#### INFORMATION PROVIDED

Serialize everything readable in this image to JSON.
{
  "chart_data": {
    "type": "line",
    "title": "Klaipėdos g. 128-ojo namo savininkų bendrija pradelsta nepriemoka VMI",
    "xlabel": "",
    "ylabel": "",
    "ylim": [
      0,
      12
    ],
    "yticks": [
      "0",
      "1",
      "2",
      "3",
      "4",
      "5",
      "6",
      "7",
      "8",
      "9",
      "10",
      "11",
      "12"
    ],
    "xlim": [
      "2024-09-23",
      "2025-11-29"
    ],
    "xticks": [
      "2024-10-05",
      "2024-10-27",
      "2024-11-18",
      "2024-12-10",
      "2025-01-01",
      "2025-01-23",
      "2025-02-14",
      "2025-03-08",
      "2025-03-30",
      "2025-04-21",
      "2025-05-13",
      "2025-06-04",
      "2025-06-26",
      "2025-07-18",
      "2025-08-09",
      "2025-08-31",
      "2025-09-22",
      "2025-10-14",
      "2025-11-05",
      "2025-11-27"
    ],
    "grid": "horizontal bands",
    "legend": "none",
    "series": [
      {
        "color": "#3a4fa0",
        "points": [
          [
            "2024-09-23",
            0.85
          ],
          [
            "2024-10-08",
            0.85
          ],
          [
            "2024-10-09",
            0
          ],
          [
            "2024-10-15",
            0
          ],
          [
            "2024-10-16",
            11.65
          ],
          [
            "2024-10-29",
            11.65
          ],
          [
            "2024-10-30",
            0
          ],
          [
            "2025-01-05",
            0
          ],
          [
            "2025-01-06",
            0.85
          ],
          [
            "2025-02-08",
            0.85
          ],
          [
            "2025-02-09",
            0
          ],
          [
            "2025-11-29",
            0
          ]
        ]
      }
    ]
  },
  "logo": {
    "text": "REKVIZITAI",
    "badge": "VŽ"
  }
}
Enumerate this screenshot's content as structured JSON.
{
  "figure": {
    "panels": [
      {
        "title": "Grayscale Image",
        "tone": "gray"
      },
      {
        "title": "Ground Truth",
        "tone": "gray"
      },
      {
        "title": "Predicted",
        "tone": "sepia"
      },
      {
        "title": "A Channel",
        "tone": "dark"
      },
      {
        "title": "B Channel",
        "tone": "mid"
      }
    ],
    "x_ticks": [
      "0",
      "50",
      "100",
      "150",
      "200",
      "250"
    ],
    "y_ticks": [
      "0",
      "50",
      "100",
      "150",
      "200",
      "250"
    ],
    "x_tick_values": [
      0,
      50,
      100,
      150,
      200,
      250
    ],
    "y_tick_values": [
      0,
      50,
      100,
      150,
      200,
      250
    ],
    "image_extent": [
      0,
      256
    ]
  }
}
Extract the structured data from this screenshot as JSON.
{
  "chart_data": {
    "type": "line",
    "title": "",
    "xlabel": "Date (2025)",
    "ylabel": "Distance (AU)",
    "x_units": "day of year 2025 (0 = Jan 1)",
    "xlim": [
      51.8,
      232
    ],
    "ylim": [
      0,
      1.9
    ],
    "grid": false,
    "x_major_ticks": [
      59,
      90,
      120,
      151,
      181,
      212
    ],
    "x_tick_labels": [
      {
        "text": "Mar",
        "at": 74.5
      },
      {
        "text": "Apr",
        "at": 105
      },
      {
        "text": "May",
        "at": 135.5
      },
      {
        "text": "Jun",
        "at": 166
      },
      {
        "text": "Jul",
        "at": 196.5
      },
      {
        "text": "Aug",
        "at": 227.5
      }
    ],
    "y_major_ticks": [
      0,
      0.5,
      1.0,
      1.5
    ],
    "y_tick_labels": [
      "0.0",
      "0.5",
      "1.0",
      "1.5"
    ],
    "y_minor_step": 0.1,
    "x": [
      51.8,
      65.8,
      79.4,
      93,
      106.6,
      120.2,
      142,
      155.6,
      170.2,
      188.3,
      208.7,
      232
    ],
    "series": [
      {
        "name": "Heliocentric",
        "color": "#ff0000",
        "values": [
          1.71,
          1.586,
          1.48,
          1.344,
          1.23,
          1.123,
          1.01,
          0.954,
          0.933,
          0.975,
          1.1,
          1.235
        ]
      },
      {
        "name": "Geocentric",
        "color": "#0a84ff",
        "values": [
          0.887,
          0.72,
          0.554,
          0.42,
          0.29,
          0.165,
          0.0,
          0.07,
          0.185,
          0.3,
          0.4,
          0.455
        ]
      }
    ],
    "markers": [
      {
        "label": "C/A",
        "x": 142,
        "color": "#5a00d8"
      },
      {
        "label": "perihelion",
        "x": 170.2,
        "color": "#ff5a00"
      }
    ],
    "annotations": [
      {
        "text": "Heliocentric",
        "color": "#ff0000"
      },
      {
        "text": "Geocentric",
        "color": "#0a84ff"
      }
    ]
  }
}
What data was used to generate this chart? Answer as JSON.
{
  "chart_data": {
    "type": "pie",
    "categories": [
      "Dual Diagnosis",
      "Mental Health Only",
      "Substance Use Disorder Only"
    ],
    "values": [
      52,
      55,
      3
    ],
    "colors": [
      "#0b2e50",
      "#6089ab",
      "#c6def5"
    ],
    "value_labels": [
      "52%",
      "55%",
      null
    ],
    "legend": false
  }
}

#### INSTRUCTIONS FOR THE TASK
Which lines above contain "Only"? Show each of them.

#### ANSWER TO THIS EXERCISE
      "Mental Health Only",
      "Substance Use Disorder Only"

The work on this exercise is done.